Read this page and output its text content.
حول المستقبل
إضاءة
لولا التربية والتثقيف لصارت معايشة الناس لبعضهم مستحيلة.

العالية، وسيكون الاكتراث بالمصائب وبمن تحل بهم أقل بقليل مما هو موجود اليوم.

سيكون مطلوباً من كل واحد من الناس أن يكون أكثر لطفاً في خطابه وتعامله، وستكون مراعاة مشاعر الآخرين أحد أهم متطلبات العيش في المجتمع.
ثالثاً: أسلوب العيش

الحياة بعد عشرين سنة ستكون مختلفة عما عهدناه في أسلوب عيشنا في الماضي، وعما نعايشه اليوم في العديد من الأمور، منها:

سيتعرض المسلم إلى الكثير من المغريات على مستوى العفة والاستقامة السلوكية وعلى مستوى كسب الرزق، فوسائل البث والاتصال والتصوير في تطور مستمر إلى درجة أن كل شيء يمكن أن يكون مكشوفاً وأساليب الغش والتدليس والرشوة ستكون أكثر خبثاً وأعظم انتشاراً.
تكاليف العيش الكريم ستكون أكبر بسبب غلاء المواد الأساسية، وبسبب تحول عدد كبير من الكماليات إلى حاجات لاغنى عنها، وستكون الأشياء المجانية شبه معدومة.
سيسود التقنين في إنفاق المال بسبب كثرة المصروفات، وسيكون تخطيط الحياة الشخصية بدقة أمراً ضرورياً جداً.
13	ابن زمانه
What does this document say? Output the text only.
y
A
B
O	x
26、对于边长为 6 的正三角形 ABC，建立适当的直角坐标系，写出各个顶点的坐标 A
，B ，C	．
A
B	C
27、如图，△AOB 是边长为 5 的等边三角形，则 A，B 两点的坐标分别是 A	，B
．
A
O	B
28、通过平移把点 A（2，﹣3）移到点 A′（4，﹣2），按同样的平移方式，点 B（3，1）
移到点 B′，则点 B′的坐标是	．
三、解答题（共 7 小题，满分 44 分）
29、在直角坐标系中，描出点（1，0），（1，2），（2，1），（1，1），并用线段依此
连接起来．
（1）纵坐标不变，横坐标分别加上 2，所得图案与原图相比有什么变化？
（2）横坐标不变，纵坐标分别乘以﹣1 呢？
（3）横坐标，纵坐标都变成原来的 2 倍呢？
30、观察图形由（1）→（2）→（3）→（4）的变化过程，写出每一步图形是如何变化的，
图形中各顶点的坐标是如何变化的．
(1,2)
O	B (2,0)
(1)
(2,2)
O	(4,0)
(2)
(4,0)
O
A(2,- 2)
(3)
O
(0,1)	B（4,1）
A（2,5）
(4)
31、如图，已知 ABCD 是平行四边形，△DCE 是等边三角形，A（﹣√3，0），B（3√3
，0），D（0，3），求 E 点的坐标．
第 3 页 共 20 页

*-*-*

Look above for lines with the word "اليوم" and copy them all.

The response:
العالية، وسيكون الاكتراث بالمصائب وبمن تحل بهم أقل بقليل مما هو موجود اليوم.
الحياة بعد عشرين سنة ستكون مختلفة عما عهدناه في أسلوب عيشنا في الماضي، وعما نعايشه اليوم في العديد من الأمور، منها:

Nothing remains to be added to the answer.